EXERCISE OBJECTIVE :: From the entries that follow, list every line in which the string "Furthering" appears.

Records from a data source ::
*-*-*
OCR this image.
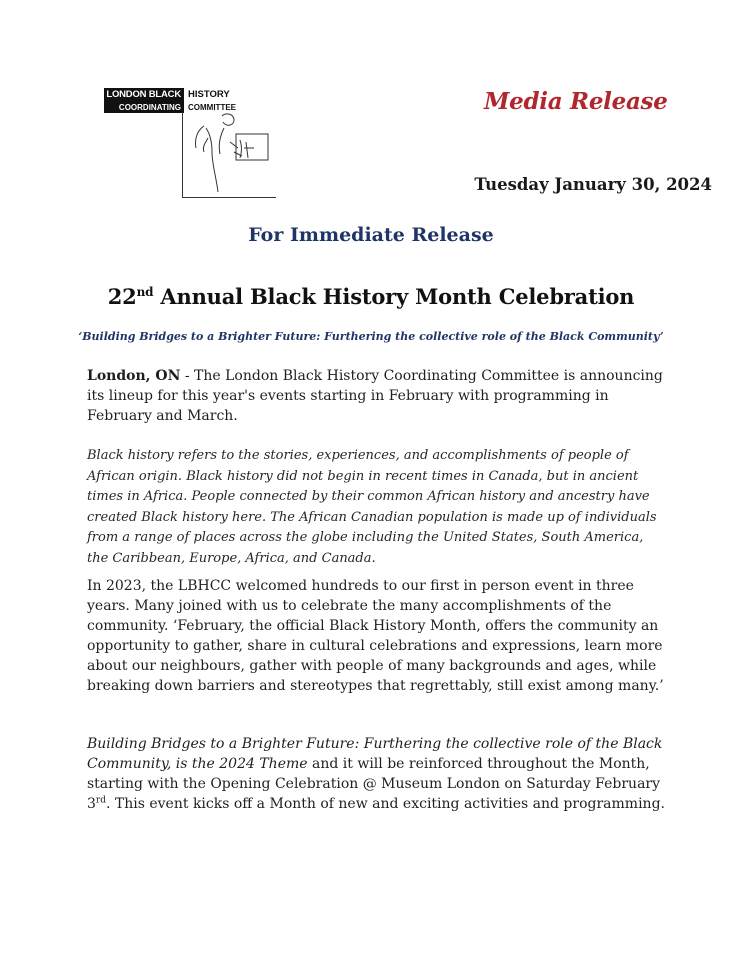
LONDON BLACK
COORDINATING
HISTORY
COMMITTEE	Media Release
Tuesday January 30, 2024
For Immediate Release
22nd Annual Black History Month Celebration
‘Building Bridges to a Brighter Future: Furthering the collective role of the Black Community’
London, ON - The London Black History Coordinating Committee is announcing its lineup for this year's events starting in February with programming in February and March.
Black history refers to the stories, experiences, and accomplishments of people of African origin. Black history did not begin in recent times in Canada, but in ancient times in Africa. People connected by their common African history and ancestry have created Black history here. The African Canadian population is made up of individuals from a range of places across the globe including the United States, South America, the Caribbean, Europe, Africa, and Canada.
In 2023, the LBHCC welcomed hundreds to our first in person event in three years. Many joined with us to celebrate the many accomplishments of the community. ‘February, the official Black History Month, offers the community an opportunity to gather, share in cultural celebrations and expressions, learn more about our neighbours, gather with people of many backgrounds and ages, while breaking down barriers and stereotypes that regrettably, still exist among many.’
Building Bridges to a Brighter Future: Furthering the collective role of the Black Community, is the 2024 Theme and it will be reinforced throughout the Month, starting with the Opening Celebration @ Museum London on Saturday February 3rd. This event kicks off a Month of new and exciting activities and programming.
*-*-*
RESPONSE ::
‘Building Bridges to a Brighter Future: Furthering the collective role of the Black Community’
Building Bridges to a Brighter Future: Furthering the collective role of the Black Community, is the 2024 Theme and it will be reinforced throughout the Month, starting with the Opening Celebration @ Museum London on Saturday February 3rd. This event kicks off a Month of new and exciting activities and programming.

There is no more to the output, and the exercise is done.